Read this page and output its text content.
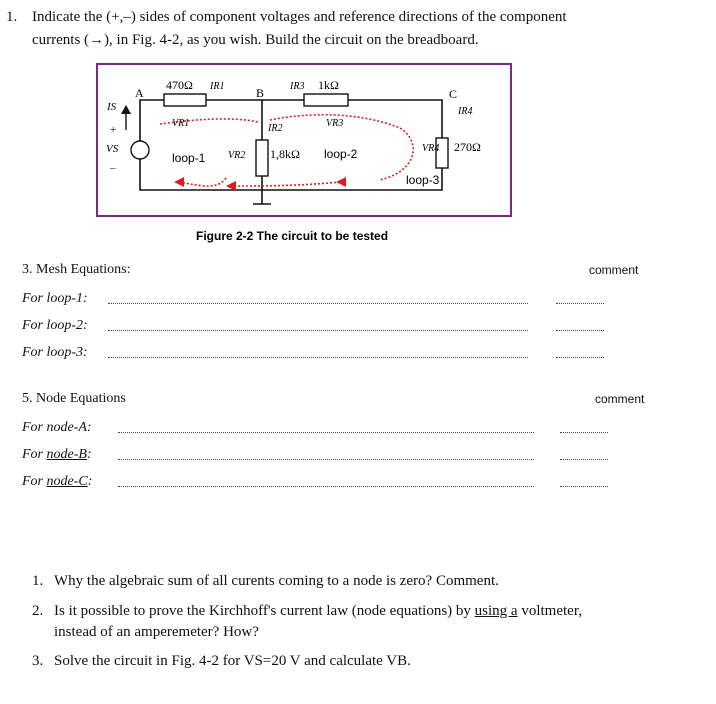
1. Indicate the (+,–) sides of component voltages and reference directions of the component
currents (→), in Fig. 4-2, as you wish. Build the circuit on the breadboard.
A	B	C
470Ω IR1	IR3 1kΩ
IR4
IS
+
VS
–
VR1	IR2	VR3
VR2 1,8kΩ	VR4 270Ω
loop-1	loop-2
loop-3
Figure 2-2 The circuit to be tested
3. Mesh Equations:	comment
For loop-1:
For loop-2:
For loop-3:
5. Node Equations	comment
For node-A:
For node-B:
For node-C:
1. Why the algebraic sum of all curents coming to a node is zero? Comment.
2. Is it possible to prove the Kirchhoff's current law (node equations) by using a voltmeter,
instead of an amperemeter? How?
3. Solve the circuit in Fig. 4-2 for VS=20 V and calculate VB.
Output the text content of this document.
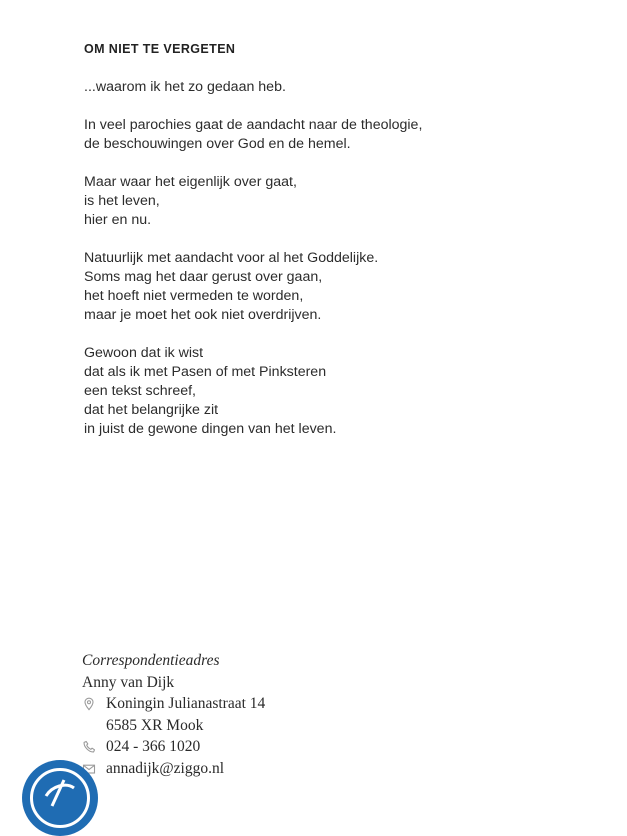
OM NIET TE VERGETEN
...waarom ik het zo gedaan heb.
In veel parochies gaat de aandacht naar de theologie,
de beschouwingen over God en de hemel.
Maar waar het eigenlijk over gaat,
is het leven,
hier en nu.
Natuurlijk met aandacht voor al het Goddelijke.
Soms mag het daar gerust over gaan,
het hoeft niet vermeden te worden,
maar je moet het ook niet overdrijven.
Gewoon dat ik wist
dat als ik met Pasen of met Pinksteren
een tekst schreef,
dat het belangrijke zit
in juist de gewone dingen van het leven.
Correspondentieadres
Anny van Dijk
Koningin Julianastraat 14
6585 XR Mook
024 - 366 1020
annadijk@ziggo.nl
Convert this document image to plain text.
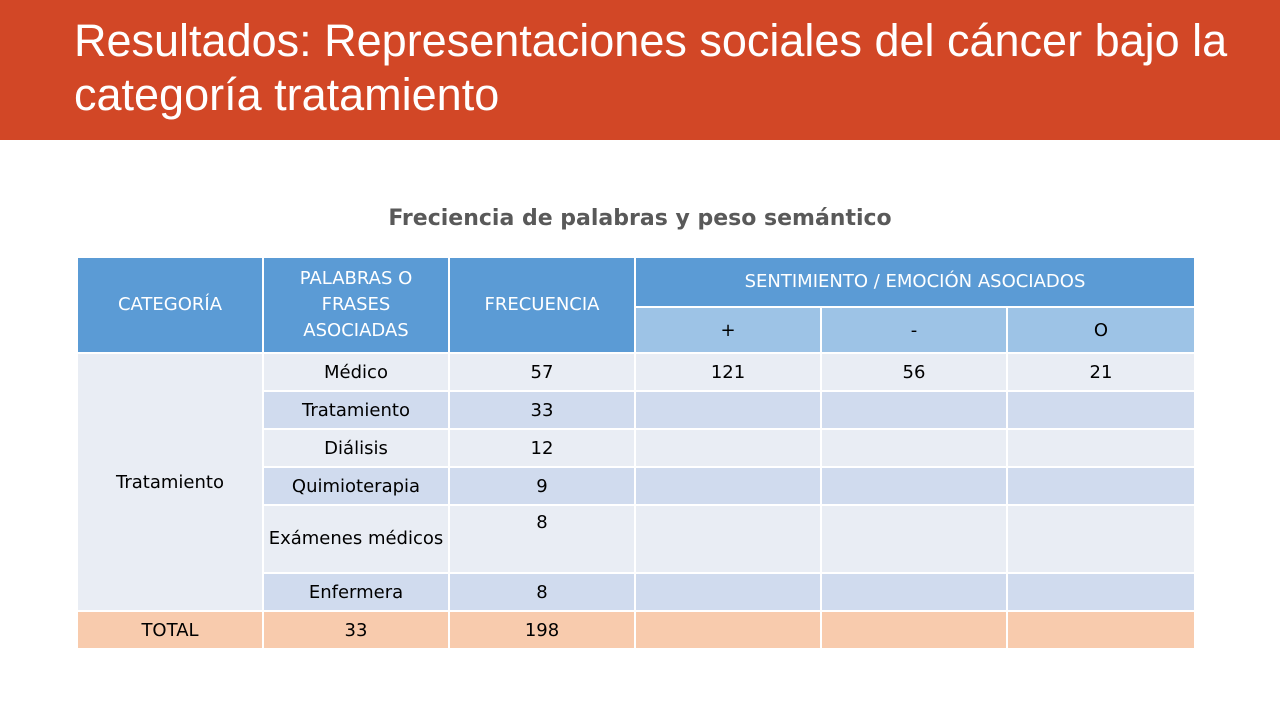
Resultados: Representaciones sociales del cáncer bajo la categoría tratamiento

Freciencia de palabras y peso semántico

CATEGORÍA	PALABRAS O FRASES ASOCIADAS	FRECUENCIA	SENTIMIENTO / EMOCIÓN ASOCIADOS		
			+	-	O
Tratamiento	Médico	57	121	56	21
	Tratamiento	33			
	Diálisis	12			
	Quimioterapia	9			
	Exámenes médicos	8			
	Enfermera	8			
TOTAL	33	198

▸ **What this task involves**:
For each line above that contains the word "leven", copy that line.

▸ **Result of this task**:
is het leven,
in juist de gewone dingen van het leven.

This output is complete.